• **Stated exercise**:
Within the listing below, locate all lines containing the word "JSON". Copy each one.

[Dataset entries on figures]
%%

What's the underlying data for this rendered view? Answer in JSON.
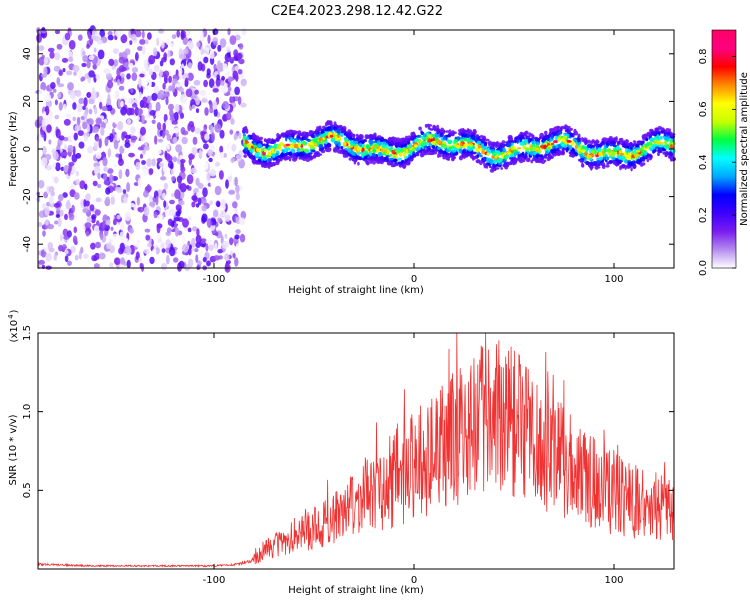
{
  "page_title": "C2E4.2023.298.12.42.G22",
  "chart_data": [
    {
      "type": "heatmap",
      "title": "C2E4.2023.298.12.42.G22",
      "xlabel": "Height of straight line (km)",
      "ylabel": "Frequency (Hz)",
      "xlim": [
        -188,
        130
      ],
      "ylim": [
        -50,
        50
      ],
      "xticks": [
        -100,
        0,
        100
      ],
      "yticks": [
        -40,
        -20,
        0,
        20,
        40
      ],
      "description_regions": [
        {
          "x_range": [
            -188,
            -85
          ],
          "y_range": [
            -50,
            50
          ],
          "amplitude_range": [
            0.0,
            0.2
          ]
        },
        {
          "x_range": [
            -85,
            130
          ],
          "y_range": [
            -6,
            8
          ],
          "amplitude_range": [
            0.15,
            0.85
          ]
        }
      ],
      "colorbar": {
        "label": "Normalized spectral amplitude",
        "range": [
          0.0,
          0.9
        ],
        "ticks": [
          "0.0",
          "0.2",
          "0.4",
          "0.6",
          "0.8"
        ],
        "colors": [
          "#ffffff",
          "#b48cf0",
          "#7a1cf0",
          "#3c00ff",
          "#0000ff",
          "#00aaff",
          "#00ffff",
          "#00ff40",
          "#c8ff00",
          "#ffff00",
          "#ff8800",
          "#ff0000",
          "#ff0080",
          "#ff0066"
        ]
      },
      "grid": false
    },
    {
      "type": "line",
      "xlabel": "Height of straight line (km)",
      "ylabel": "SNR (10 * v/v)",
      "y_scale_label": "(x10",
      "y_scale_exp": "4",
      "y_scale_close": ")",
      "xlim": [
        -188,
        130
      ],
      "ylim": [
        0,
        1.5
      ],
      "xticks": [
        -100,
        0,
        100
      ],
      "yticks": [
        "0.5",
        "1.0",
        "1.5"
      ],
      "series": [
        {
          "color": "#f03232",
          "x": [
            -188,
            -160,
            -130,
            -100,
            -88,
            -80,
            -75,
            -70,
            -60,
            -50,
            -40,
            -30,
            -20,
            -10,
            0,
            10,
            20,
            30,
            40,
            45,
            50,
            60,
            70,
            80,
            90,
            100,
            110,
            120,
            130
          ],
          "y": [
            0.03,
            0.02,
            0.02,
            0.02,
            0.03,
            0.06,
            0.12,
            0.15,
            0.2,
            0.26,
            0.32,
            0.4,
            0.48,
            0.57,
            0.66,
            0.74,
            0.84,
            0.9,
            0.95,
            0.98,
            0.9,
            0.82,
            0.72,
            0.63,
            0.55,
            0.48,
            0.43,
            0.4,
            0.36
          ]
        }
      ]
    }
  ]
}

%%
%%

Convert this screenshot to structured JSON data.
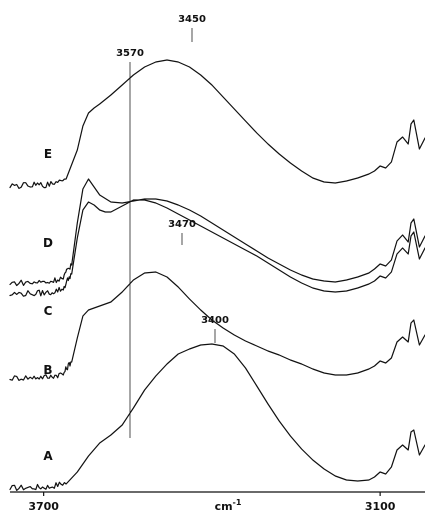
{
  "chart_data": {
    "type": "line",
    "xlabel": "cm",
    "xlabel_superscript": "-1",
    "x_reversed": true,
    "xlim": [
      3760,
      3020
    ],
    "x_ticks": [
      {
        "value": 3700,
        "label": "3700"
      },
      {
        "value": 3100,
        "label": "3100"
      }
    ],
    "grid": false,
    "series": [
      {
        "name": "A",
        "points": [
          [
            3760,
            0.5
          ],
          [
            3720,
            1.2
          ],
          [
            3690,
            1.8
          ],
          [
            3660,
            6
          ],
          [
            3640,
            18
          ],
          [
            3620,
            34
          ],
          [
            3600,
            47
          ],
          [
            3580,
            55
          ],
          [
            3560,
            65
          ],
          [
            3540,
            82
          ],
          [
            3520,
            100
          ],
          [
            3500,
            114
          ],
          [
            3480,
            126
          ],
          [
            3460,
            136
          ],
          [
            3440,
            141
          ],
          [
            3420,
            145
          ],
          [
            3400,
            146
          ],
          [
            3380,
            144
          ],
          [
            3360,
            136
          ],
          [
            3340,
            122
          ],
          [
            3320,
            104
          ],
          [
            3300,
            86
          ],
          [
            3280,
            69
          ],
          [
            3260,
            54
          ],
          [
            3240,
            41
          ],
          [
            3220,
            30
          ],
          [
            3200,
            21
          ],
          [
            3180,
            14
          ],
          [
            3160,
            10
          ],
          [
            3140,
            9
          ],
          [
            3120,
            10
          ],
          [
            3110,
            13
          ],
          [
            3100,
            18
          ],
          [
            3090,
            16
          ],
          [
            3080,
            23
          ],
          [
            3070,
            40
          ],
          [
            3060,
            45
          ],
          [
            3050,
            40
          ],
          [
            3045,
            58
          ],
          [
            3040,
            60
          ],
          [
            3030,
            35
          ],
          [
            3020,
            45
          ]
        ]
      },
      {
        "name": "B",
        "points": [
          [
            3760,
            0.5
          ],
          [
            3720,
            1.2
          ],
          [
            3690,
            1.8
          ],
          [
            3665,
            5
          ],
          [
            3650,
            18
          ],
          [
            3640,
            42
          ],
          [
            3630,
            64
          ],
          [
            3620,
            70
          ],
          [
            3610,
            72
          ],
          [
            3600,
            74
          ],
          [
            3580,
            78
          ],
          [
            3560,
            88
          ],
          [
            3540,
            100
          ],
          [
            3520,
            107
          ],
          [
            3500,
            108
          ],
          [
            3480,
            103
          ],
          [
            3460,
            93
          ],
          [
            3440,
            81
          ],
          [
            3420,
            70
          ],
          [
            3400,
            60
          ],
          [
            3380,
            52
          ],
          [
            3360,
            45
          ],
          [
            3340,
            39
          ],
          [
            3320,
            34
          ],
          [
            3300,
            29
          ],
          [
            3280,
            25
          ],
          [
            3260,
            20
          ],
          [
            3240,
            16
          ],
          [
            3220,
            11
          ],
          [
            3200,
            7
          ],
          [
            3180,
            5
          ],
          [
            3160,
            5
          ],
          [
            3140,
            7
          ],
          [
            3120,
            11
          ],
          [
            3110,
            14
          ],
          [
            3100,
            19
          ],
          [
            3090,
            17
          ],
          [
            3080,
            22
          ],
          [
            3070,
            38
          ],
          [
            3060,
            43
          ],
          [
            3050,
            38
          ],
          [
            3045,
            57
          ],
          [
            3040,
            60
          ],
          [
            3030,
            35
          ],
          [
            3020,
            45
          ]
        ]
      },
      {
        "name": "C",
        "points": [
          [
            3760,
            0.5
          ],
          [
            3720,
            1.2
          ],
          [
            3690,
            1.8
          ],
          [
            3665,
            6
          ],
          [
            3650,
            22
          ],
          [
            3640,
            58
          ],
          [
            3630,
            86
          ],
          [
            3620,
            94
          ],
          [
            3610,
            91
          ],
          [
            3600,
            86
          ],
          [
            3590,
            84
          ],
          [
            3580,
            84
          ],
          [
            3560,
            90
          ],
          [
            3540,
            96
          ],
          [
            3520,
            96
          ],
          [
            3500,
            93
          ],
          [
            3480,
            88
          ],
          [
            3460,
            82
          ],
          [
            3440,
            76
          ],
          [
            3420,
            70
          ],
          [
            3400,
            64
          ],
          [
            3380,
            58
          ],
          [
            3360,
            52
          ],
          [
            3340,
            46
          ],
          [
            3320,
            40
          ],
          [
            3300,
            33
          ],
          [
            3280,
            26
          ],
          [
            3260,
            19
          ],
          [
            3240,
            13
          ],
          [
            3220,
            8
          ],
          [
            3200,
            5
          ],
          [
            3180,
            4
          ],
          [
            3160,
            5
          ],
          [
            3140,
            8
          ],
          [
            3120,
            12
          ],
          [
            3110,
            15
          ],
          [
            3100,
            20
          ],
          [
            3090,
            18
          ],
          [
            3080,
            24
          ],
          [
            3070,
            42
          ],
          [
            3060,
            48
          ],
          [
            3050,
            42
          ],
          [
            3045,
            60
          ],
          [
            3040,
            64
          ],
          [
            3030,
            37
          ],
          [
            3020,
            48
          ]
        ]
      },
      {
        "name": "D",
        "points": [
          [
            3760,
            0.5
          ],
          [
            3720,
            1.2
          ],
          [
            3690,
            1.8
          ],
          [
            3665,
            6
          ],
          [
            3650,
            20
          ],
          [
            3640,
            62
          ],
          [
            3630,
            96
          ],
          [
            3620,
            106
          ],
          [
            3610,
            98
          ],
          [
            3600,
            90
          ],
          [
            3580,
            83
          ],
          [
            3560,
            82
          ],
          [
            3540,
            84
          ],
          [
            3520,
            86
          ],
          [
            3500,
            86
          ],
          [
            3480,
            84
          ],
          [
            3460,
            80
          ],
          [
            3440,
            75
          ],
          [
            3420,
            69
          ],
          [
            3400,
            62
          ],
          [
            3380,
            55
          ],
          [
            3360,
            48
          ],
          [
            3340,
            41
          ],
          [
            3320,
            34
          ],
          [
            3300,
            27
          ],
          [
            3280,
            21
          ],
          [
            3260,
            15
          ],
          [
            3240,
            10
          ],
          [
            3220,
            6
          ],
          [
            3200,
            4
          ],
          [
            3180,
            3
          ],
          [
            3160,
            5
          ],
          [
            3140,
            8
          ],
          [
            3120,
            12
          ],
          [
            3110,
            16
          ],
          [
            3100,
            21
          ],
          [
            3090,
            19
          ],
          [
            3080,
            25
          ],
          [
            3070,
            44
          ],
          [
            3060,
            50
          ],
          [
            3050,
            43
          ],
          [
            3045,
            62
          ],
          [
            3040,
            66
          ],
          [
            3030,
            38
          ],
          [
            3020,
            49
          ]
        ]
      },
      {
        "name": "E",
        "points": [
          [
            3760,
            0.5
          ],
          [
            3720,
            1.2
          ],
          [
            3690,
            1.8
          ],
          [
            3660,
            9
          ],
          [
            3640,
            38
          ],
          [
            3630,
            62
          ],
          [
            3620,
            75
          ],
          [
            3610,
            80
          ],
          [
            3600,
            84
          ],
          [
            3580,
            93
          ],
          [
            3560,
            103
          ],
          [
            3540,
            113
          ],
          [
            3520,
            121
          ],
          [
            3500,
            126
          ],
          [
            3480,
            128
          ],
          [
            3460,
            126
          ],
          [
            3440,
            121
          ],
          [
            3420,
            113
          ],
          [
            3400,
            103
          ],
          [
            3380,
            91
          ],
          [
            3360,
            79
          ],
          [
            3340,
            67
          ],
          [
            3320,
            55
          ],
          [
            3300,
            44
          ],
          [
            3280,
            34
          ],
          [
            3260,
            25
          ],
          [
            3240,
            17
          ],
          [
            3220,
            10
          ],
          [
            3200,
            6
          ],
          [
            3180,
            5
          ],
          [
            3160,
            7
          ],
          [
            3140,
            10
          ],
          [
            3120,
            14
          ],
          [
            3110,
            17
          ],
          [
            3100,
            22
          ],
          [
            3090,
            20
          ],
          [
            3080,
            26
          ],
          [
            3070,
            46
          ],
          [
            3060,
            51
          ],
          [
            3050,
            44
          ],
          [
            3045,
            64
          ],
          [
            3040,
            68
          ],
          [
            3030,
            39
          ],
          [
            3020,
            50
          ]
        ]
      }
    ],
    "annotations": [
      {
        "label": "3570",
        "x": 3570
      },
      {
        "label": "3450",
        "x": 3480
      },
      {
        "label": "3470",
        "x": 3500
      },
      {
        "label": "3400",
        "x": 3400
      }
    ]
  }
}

%%

• **Task response**:
What's the underlying data for this rendered view? Answer in JSON.
Convert this screenshot to structured JSON data.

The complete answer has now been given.